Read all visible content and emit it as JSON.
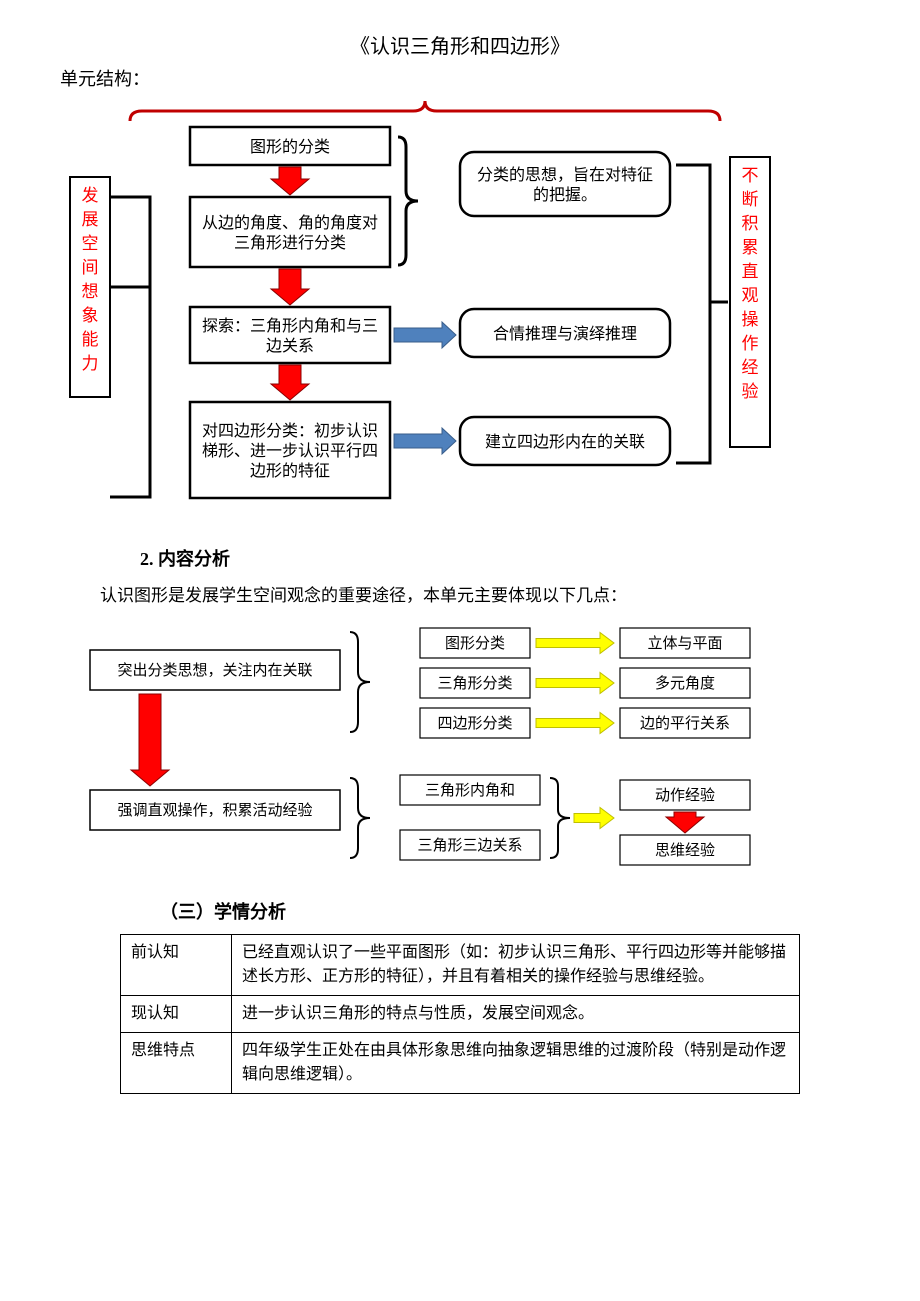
{
  "title": "《认识三角形和四边形》",
  "unit_label": "单元结构：",
  "diagram1": {
    "left_label": "发展空间想象能力",
    "right_label": "不断积累直观操作经验",
    "left_color": "#ff0000",
    "right_color": "#ff0000",
    "border_color": "#000000",
    "bracket_color": "#c00000",
    "arrow_red": "#ff0000",
    "arrow_blue_fill": "#4f81bd",
    "arrow_blue_stroke": "#385d8a",
    "chain": [
      "图形的分类",
      "从边的角度、角的角度对三角形进行分类",
      "探索：三角形内角和与三边关系",
      "对四边形分类：初步认识梯形、进一步认识平行四边形的特征"
    ],
    "side": [
      "分类的思想，旨在对特征的把握。",
      "合情推理与演绎推理",
      "建立四边形内在的关联"
    ]
  },
  "section2_head": "2. 内容分析",
  "section2_para": "认识图形是发展学生空间观念的重要途径，本单元主要体现以下几点：",
  "diagram2": {
    "border_color": "#000000",
    "brace_stroke": "#000000",
    "arrow_yellow_fill": "#ffff00",
    "arrow_yellow_stroke": "#bfbf00",
    "arrow_red": "#ff0000",
    "left": [
      "突出分类思想，关注内在关联",
      "强调直观操作，积累活动经验"
    ],
    "group1_mid": [
      "图形分类",
      "三角形分类",
      "四边形分类"
    ],
    "group1_right": [
      "立体与平面",
      "多元角度",
      "边的平行关系"
    ],
    "group2_mid": [
      "三角形内角和",
      "三角形三边关系"
    ],
    "group2_right": [
      "动作经验",
      "思维经验"
    ]
  },
  "section3_head": "（三）学情分析",
  "table": {
    "rows": [
      {
        "k": "前认知",
        "v": "已经直观认识了一些平面图形（如：初步认识三角形、平行四边形等并能够描述长方形、正方形的特征），并且有着相关的操作经验与思维经验。"
      },
      {
        "k": "现认知",
        "v": "进一步认识三角形的特点与性质，发展空间观念。"
      },
      {
        "k": "思维特点",
        "v": "四年级学生正处在由具体形象思维向抽象逻辑思维的过渡阶段（特别是动作逻辑向思维逻辑）。"
      }
    ]
  }
}
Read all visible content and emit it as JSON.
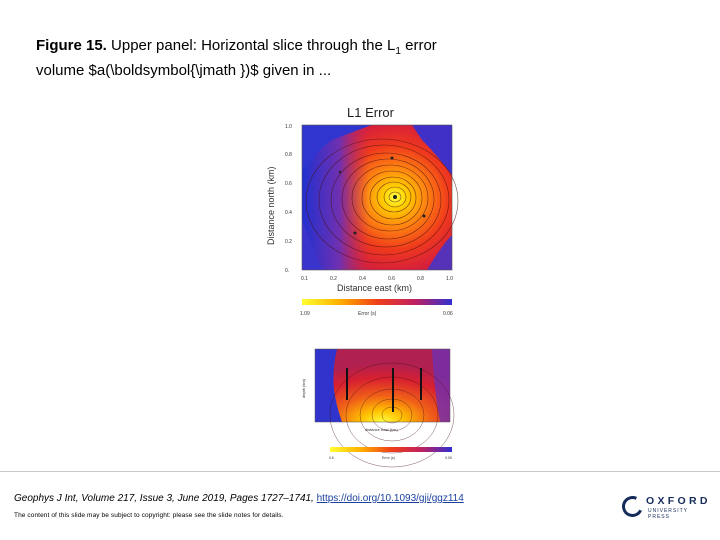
{
  "caption": {
    "label": "Figure 15.",
    "text_before_sub": " Upper panel: Horizontal slice through the L",
    "subscript": "1",
    "text_after_sub": " error",
    "line2": "volume $a(\\boldsymbol{\\jmath })$ given in ..."
  },
  "upper_panel": {
    "title": "L1 Error",
    "xlabel": "Distance east (km)",
    "ylabel": "Distance north (km)",
    "x_ticks": [
      "0.1",
      "0.2",
      "0.4",
      "0.6",
      "0.8",
      "1.0"
    ],
    "y_ticks": [
      "1.0",
      "0.8",
      "0.6",
      "0.4",
      "0.2",
      "0."
    ],
    "colorbar_left": "1.09",
    "colorbar_label": "Error (s)",
    "colorbar_right": "0.06"
  },
  "lower_panel": {
    "xlabel": "distance east (km)",
    "ylabel": "depth (km)",
    "colorbar_left": "0.6",
    "colorbar_label": "Error (s)",
    "colorbar_right": "0.05"
  },
  "footer": {
    "citation_text": "Geophys J Int, Volume 217, Issue 3, June 2019, Pages 1727–1741, ",
    "doi": "https://doi.org/10.1093/gji/ggz114",
    "copyright": "The content of this slide may be subject to copyright: please see the slide notes for details."
  },
  "logo": {
    "word": "OXFORD",
    "sub": "UNIVERSITY PRESS"
  },
  "colors": {
    "low": "#2222cc",
    "mid": "#e83020",
    "high": "#ffff30",
    "brand": "#152c5b"
  }
}
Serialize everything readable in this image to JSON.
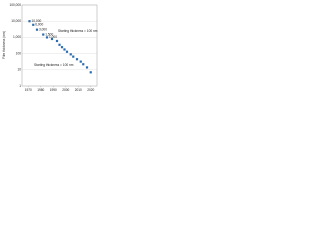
{
  "chart_data": {
    "type": "scatter",
    "y_label": "Film thickness (nm)",
    "annotations": [
      "Starting thickness = 100 nm",
      "Starting thickness = 100 nm"
    ],
    "x": [
      1971,
      1974,
      1977,
      1982,
      1985,
      1989,
      1993,
      1995,
      1997,
      1999,
      2001,
      2004,
      2006,
      2009,
      2012,
      2014,
      2017,
      2020
    ],
    "values": [
      10000,
      6000,
      3000,
      1500,
      1000,
      800,
      600,
      350,
      250,
      180,
      130,
      90,
      65,
      45,
      32,
      22,
      14,
      7
    ],
    "value_labels": [
      "10,000",
      "6,000",
      "3,000",
      "1,500",
      "1,000",
      null,
      null,
      null,
      null,
      null,
      null,
      null,
      null,
      null,
      null,
      null,
      null,
      null
    ],
    "color": "#2b6cb0",
    "xlim": [
      1965,
      2025
    ],
    "xticks": [
      1970,
      1980,
      1990,
      2000,
      2010,
      2020
    ],
    "ylim": [
      1,
      100000
    ],
    "log_y": true,
    "yticks": [
      1,
      10,
      100,
      {
        "value": 1000,
        "label": "1,000"
      },
      {
        "value": 10000,
        "label": "10,000"
      },
      {
        "value": 100000,
        "label": "100,000"
      }
    ],
    "grid": true
  }
}
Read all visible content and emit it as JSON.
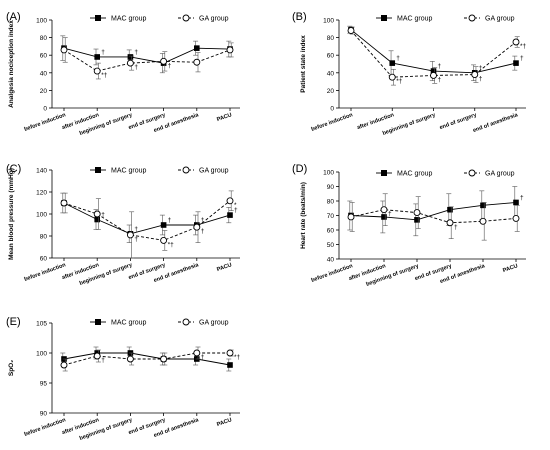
{
  "chart_data": [
    {
      "panel_label": "(A)",
      "type": "line",
      "ylabel": "Analgesia nociception index",
      "ylim": [
        0,
        100
      ],
      "yticks": [
        0,
        20,
        40,
        60,
        80,
        100
      ],
      "categories": [
        "before induction",
        "after induction",
        "beginning of surgery",
        "end of surgery",
        "end of anesthesia",
        "PACU"
      ],
      "series": [
        {
          "name": "MAC group",
          "marker": "square",
          "line": "solid",
          "values": [
            68,
            58,
            58,
            51,
            68,
            67
          ],
          "err": [
            14,
            9,
            8,
            11,
            8,
            9
          ],
          "annotations": [
            "",
            "†",
            "†",
            "",
            "",
            ""
          ]
        },
        {
          "name": "GA group",
          "marker": "circle",
          "line": "dashed",
          "values": [
            66,
            42,
            51,
            53,
            52,
            66
          ],
          "err": [
            14,
            9,
            8,
            11,
            11,
            8
          ],
          "annotations": [
            "",
            "*†",
            "†",
            "†",
            "",
            ""
          ]
        }
      ],
      "legend": "top"
    },
    {
      "panel_label": "(B)",
      "type": "line",
      "ylabel": "Patient state index",
      "ylim": [
        0,
        100
      ],
      "yticks": [
        0,
        20,
        40,
        60,
        80,
        100
      ],
      "categories": [
        "before induction",
        "after induction",
        "beginning of surgery",
        "end of surgery",
        "end of anesthesia"
      ],
      "series": [
        {
          "name": "MAC group",
          "marker": "square",
          "line": "solid",
          "values": [
            89,
            51,
            42,
            40,
            51
          ],
          "err": [
            4,
            14,
            11,
            9,
            8
          ],
          "annotations": [
            "",
            "†",
            "†",
            "†",
            "†"
          ]
        },
        {
          "name": "GA group",
          "marker": "circle",
          "line": "dashed",
          "values": [
            88,
            35,
            37,
            38,
            75
          ],
          "err": [
            4,
            9,
            9,
            9,
            6
          ],
          "annotations": [
            "",
            "*†",
            "†",
            "†",
            "*†"
          ]
        }
      ],
      "legend": "top"
    },
    {
      "panel_label": "(C)",
      "type": "line",
      "ylabel": "Mean blood pressure (mmHg)",
      "ylim": [
        60,
        140
      ],
      "yticks": [
        60,
        80,
        100,
        120,
        140
      ],
      "categories": [
        "before induction",
        "after induction",
        "beginning of surgery",
        "end of surgery",
        "end of anesthesia",
        "PACU"
      ],
      "series": [
        {
          "name": "MAC group",
          "marker": "square",
          "line": "solid",
          "values": [
            110,
            95,
            82,
            90,
            90,
            99
          ],
          "err": [
            9,
            9,
            8,
            9,
            9,
            7
          ],
          "annotations": [
            "",
            "†",
            "†",
            "†",
            "†",
            "†"
          ]
        },
        {
          "name": "GA group",
          "marker": "circle",
          "line": "dashed",
          "values": [
            110,
            100,
            81,
            76,
            88,
            112
          ],
          "err": [
            9,
            14,
            21,
            9,
            14,
            9
          ],
          "annotations": [
            "",
            "",
            "†",
            "*†",
            "†",
            "*"
          ]
        }
      ],
      "legend": "top"
    },
    {
      "panel_label": "(D)",
      "type": "line",
      "ylabel": "Heart rate (beats/min)",
      "ylim": [
        40,
        100
      ],
      "yticks": [
        40,
        50,
        60,
        70,
        80,
        90,
        100
      ],
      "categories": [
        "before induction",
        "after induction",
        "beginning of surgery",
        "end of surgery",
        "end of anesthesia",
        "PACU"
      ],
      "series": [
        {
          "name": "MAC group",
          "marker": "square",
          "line": "solid",
          "values": [
            70,
            69,
            67,
            74,
            77,
            79
          ],
          "err": [
            10,
            11,
            11,
            11,
            10,
            11
          ],
          "annotations": [
            "",
            "",
            "",
            "",
            "",
            "†"
          ]
        },
        {
          "name": "GA group",
          "marker": "circle",
          "line": "dashed",
          "values": [
            69,
            74,
            72,
            65,
            66,
            68
          ],
          "err": [
            10,
            11,
            11,
            11,
            13,
            9
          ],
          "annotations": [
            "",
            "†",
            "",
            "†",
            "",
            ""
          ]
        }
      ],
      "legend": "top"
    },
    {
      "panel_label": "(E)",
      "type": "line",
      "ylabel": "SpO₂",
      "ylim": [
        90,
        105
      ],
      "yticks": [
        90,
        95,
        100,
        105
      ],
      "categories": [
        "before induction",
        "after induction",
        "beginning of surgery",
        "end of surgery",
        "end of anesthesia",
        "PACU"
      ],
      "series": [
        {
          "name": "MAC group",
          "marker": "square",
          "line": "solid",
          "values": [
            99,
            100,
            100,
            99,
            99,
            98
          ],
          "err": [
            1,
            1,
            1,
            1,
            1,
            1
          ],
          "annotations": [
            "",
            "",
            "",
            "",
            "",
            ""
          ]
        },
        {
          "name": "GA group",
          "marker": "circle",
          "line": "dashed",
          "values": [
            98,
            99.5,
            99,
            99,
            100,
            100
          ],
          "err": [
            1,
            1,
            1,
            1,
            1,
            0.5
          ],
          "annotations": [
            "",
            "†",
            "",
            "",
            "†",
            "*†"
          ]
        }
      ],
      "legend": "top"
    }
  ]
}
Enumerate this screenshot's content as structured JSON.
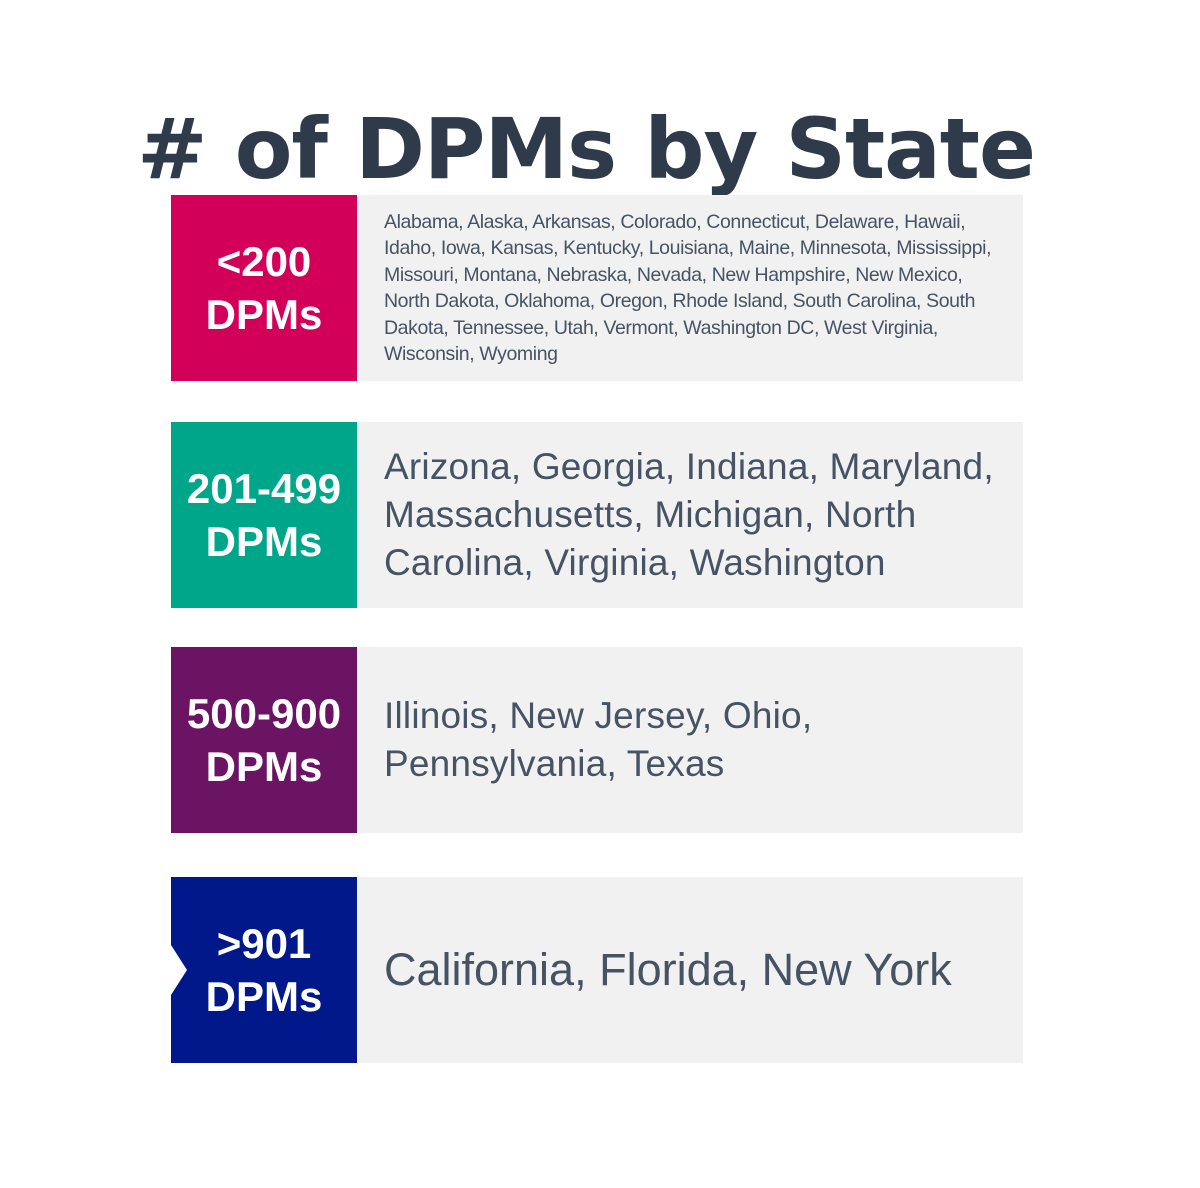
{
  "title": "# of DPMs by State",
  "tiers": [
    {
      "range": "<200",
      "unit": "DPMs",
      "color": "#d3005a",
      "states": "Alabama, Alaska, Arkansas, Colorado, Connecticut, Delaware, Hawaii,  Idaho, Iowa, Kansas, Kentucky, Louisiana, Maine, Minnesota, Mississippi, Missouri, Montana, Nebraska, Nevada, New Hampshire, New Mexico, North Dakota, Oklahoma, Oregon, Rhode Island, South Carolina, South Dakota, Tennessee, Utah, Vermont, Washington DC, West Virginia, Wisconsin, Wyoming"
    },
    {
      "range": "201-499",
      "unit": "DPMs",
      "color": "#00a68a",
      "states": "Arizona, Georgia, Indiana, Maryland, Massachusetts, Michigan, North Carolina, Virginia, Washington"
    },
    {
      "range": "500-900",
      "unit": "DPMs",
      "color": "#6c1464",
      "states": "Illinois, New Jersey, Ohio, Pennsylvania, Texas"
    },
    {
      "range": ">901",
      "unit": "DPMs",
      "color": "#00188a",
      "states": "California, Florida, New York"
    }
  ]
}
#####
Task details
Each line from the one containing "Enumerate this screenshot's" through the last line of the listing is to be given again exactly, with no pictures and no other lines.

Expected output
Enumerate this screenshot's content as structured JSON.
{
  "title": "# of DPMs by State",
  "tiers": [
    {
      "range": "<200",
      "unit": "DPMs",
      "color": "#d3005a",
      "states": "Alabama, Alaska, Arkansas, Colorado, Connecticut, Delaware, Hawaii,  Idaho, Iowa, Kansas, Kentucky, Louisiana, Maine, Minnesota, Mississippi, Missouri, Montana, Nebraska, Nevada, New Hampshire, New Mexico, North Dakota, Oklahoma, Oregon, Rhode Island, South Carolina, South Dakota, Tennessee, Utah, Vermont, Washington DC, West Virginia, Wisconsin, Wyoming"
    },
    {
      "range": "201-499",
      "unit": "DPMs",
      "color": "#00a68a",
      "states": "Arizona, Georgia, Indiana, Maryland, Massachusetts, Michigan, North Carolina, Virginia, Washington"
    },
    {
      "range": "500-900",
      "unit": "DPMs",
      "color": "#6c1464",
      "states": "Illinois, New Jersey, Ohio, Pennsylvania, Texas"
    },
    {
      "range": ">901",
      "unit": "DPMs",
      "color": "#00188a",
      "states": "California, Florida, New York"
    }
  ]
}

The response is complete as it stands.